▶ **Your instructions**
Below are some records. Pull every line that contains the word "Roof".

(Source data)
· · ·

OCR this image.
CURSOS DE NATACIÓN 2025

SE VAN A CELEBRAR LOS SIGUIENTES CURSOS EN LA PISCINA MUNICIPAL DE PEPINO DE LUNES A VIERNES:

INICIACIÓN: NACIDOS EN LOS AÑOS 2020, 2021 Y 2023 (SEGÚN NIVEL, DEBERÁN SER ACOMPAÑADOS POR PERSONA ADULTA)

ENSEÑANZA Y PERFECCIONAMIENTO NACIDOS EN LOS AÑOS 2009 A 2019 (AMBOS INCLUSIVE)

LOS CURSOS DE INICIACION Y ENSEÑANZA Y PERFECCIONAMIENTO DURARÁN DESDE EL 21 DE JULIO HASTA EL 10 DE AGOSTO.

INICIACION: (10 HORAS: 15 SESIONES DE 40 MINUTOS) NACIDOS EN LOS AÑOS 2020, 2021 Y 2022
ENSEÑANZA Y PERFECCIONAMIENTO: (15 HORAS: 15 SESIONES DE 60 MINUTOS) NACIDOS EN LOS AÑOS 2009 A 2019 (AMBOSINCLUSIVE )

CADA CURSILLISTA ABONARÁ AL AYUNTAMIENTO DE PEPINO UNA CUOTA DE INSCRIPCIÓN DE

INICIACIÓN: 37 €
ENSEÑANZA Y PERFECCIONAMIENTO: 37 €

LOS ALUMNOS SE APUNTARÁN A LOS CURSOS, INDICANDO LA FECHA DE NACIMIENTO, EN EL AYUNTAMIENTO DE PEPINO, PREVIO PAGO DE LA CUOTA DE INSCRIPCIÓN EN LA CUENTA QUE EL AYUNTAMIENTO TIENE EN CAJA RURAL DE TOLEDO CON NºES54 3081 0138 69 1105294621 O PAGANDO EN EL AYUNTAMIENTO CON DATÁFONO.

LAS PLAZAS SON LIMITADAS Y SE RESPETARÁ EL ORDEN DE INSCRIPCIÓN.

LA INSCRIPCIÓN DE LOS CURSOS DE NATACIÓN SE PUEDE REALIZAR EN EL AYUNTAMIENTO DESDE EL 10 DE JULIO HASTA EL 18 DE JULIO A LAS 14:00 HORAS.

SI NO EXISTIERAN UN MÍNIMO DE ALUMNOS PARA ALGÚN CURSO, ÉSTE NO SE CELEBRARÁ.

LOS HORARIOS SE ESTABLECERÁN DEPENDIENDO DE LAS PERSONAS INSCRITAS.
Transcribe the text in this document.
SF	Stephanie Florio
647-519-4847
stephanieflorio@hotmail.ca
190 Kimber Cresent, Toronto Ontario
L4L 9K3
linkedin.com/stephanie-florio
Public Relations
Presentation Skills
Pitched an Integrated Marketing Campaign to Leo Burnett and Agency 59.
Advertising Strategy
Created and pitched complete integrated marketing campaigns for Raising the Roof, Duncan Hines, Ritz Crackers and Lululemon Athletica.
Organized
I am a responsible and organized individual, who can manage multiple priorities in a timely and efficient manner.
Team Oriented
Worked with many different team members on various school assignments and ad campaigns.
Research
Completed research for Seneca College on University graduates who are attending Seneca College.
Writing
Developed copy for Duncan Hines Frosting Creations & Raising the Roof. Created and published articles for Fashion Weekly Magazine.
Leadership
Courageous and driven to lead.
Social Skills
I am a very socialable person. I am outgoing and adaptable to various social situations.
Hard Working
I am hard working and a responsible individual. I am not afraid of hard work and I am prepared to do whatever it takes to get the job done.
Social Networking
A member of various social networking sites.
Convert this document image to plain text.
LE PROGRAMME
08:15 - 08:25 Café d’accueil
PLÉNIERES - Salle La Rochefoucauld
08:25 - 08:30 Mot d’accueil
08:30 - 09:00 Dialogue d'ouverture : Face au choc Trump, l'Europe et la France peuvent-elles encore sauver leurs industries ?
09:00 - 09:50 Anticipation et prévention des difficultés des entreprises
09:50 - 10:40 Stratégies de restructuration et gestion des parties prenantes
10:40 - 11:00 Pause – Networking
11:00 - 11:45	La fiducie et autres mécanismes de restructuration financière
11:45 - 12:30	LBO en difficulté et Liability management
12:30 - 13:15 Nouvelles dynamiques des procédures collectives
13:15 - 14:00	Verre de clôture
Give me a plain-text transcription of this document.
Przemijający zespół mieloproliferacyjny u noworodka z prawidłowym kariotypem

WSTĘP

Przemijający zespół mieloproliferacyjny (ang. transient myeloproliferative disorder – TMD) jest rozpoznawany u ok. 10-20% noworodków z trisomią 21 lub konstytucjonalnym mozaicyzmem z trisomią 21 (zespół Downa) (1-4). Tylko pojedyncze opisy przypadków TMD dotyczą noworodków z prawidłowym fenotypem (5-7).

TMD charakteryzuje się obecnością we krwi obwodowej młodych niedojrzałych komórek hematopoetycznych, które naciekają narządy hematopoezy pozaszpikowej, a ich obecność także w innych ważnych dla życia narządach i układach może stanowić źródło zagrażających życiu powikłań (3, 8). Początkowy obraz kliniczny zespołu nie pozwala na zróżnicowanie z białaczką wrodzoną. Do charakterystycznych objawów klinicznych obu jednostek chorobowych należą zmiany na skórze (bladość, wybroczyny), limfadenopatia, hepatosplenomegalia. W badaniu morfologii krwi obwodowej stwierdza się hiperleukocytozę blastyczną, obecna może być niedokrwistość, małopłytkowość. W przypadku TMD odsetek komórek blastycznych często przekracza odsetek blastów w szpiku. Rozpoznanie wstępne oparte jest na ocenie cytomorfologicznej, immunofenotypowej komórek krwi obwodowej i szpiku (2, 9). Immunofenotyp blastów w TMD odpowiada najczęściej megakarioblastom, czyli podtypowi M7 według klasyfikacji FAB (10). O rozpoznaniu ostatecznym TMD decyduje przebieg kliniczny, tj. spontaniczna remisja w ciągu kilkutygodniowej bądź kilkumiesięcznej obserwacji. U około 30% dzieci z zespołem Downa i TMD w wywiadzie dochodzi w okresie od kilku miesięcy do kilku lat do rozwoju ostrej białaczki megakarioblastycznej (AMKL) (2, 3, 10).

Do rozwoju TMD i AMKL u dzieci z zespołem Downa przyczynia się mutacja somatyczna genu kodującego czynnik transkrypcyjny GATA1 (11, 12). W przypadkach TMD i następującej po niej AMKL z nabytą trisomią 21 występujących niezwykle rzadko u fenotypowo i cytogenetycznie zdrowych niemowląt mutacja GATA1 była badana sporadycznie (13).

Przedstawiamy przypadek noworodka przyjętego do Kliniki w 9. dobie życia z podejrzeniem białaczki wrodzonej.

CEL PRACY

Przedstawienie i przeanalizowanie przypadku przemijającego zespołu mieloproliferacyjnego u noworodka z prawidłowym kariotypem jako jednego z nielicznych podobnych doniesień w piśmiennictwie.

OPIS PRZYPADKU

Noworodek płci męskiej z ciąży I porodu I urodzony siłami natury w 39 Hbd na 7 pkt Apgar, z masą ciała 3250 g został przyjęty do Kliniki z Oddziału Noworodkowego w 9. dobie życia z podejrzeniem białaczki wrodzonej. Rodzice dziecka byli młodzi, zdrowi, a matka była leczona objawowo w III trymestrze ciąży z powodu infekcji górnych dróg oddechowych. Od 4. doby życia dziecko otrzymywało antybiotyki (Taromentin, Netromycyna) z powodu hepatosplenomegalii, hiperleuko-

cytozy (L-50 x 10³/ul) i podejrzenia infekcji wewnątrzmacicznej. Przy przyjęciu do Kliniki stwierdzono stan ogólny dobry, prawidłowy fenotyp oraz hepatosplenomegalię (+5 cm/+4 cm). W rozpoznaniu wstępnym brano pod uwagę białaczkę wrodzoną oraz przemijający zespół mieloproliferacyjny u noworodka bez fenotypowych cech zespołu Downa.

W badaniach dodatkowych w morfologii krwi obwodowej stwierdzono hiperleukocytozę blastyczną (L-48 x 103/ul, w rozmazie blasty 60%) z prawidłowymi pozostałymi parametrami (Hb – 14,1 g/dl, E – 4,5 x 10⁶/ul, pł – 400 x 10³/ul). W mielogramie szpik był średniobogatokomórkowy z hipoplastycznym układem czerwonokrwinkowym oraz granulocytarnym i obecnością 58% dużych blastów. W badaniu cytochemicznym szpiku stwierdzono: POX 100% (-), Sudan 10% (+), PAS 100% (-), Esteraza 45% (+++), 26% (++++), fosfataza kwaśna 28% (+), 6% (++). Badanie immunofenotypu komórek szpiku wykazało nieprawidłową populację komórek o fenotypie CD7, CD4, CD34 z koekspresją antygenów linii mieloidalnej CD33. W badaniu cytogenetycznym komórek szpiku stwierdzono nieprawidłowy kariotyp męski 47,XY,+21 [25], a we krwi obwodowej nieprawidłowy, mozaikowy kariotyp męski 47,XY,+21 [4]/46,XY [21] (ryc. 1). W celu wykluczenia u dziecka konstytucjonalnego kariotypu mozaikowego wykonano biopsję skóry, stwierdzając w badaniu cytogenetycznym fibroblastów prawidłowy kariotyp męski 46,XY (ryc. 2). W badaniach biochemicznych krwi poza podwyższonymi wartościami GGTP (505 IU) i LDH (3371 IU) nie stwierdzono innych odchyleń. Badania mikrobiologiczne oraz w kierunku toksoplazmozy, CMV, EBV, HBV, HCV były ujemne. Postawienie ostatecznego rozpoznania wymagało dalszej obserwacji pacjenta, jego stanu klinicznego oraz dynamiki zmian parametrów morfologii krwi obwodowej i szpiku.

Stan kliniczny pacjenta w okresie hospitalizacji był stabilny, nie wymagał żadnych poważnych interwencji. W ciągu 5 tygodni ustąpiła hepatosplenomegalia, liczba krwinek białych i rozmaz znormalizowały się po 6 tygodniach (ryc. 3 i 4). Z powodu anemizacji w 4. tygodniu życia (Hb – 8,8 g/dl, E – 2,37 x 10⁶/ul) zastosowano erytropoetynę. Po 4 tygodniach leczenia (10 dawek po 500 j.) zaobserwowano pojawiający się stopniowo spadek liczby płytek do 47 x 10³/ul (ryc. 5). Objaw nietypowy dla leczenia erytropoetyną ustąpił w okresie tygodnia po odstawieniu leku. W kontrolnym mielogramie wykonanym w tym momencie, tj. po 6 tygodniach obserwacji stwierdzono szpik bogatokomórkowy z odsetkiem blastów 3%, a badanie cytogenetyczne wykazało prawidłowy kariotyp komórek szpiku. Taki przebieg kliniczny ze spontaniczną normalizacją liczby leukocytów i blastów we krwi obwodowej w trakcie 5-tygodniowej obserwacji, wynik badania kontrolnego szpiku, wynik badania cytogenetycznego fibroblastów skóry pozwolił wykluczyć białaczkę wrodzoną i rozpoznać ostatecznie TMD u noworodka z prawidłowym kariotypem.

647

· · ·

▶ **Response to the task**
Created and pitched complete integrated marketing campaigns for Raising the Roof, Duncan Hines, Ritz Crackers and Lululemon Athletica.
Developed copy for Duncan Hines Frosting Creations & Raising the Roof. Created and published articles for Fashion Weekly Magazine.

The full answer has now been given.